**STATED EXERCISE 1**
In the Jars of Clay text, copy out everything from "I grew up believing" down to "convey the miraculous.".
**STATED EXERCISE 2**
Name each quality that the reflection on the band name Jars of Clay says we want our leaders to have.
**STATED EXERCISE 3**
Pick up the reflection on the name Jars of Clay after its final sentence and keep writing.

A conversation this week with Dan Haseltine, the lead vocalist for the band Jars of Clay and the founder of Blood: Water Mission started me thinking about the origin of the band’s name. Why “Jars of Clay”?

“We chose it after studying the passage in 2 Corinthians 4 and it expressed who we desired to be as artists. We wanted to deflect the attention from the band and concentrate people on the message – the treasure inside the container.”

I grew up believing the phrase described our frailty or feet of clay or even our disposition toward the weakness inherent in anything earthen. After all, we are only human and, therefore, jars of clay. However, I think it comes closer to saying we are containers of treasure who in our appearance are unremarkable but have been given a responsibility to carry the greatest power ever conceived. God has chosen the ordinary to convey the miraculous.

So, I’ve been thinking about the power of the ordinary and the freedom it gives us when we do not have to be the treasure. Too often, the Church has preferred ornate Faberge eggs to clay pots. We want our leaders to be polished, articulate, marketable and successful in ministry. We encourage them to be anything but ordinary or unremarkable. When was the last time we thought about the description “ordinary” as being a compliment?

**RECORD SET**
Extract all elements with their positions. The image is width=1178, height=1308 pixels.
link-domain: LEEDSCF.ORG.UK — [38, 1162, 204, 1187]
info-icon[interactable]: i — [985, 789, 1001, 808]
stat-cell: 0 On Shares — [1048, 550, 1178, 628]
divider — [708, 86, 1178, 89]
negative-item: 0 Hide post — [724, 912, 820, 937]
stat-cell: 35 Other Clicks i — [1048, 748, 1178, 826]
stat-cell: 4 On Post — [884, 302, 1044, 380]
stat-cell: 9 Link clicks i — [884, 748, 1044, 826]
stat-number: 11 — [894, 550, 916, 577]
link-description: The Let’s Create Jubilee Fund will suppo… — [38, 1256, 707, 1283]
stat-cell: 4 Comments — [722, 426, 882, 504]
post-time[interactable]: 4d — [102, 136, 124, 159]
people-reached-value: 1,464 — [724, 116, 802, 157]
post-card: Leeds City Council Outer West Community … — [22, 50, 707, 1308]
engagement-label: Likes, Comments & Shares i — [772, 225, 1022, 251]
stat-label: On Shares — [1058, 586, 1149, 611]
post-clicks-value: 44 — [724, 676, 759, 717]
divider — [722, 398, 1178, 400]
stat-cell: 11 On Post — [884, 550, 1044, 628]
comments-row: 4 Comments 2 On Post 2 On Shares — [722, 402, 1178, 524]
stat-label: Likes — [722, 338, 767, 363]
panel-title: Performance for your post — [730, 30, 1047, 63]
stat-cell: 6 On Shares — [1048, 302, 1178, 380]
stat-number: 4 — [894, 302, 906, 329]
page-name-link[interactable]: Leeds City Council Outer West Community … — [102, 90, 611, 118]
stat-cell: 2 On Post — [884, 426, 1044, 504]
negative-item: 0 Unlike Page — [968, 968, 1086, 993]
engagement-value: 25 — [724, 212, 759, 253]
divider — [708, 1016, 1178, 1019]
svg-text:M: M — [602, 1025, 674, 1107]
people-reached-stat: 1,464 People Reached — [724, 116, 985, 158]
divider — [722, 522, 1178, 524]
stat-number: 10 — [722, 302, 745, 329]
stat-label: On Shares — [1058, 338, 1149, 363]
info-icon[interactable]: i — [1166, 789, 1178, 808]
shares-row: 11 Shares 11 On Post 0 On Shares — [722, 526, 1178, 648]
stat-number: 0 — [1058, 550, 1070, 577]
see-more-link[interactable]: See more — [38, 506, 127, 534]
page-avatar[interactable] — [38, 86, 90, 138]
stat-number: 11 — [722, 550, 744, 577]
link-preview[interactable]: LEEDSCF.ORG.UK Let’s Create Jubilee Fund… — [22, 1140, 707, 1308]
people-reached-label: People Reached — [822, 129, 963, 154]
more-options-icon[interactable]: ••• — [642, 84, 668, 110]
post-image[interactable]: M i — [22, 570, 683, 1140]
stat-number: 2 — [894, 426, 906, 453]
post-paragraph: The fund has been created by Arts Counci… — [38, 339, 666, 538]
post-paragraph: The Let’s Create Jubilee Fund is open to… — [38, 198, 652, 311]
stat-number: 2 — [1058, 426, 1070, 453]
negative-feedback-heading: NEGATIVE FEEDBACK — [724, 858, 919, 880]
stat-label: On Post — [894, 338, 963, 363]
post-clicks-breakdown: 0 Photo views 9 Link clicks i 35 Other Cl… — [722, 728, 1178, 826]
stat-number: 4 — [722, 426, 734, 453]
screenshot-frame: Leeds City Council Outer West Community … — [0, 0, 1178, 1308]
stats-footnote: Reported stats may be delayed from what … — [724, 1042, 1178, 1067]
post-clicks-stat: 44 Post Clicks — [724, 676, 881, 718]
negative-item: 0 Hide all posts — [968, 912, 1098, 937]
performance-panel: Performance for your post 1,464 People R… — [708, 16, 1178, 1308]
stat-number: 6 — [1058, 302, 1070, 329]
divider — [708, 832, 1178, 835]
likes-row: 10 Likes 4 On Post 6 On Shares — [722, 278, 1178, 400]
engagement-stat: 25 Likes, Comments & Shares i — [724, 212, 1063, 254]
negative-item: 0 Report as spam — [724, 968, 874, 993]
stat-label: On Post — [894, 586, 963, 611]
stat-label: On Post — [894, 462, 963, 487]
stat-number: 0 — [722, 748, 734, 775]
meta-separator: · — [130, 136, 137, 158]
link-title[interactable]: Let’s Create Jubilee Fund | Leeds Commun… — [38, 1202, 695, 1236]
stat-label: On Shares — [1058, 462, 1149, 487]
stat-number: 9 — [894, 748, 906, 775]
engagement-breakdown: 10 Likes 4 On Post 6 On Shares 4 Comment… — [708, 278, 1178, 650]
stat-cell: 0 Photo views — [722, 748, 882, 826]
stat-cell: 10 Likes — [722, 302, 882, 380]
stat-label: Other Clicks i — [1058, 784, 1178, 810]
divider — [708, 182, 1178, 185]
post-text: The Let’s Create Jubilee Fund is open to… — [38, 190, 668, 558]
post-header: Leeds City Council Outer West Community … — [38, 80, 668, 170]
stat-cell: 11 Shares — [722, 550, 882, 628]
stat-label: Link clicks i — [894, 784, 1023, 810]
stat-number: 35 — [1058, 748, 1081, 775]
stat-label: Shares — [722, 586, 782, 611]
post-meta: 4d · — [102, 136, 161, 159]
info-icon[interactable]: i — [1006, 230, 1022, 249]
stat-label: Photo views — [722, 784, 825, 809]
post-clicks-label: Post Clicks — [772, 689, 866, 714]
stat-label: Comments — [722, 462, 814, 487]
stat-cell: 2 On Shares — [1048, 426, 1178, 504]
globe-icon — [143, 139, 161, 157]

**TASK RESPONSE 1**
I grew up believing the phrase described our frailty or feet of clay or even our disposition toward the weakness inherent in anything earthen. After all, we are only human and, therefore, jars of clay. However, I think it comes closer to saying we are containers of treasure who in our appearance are unremarkable but have been given a responsibility to carry the greatest power ever conceived. God has chosen the ordinary to convey the miraculous.

**TASK RESPONSE 2**
- polished
- articulate
- marketable
- successful in ministry

**TASK RESPONSE 3**
But, ordinariness or what the Quakers would call “plain” gives us unusual freedoms. We do not have to embroider or measure our words carefully, like politicians. As Paul writes, there is no interest in spin or deception. We are not forever considering how we advance ourselves or constantly keeping in mind the effect of what we say. Instead, we are telling the truth in love. George Fox put it this way, “I was plain, and would have all things done plainly; for I did not seek any outward advantage to myself.” Even better is Mark Twain’s comment, “If you tell the truth, you don’t have to remember anything.”

Being ordinary allows us to trust in the power of the plain Gospel to accomplish its work. We don’t need exquisite techniques, production quality experiences and sophisticated strategies to witness the effects of the Gospel. What we do need is what Dan described as a constant intention to deflect the attention from ourselves and avoid the temptation to become a part of the treasure itself. We may have already “jumped the shark” by fashionably dressing up the pot. The pendulum may already be swinging in the other direction. It’s counterintuitive, but one of the fastest growing religious groups in the world is the Amish. By 2050 it is estimated their population will have tripled. The Minimalist Movement and others are telling us that more people are looking for “plainness”. That doesn’t mean average or colorless. It indicates a growing number want the hidden treasure more than the ornate pots we have sold them.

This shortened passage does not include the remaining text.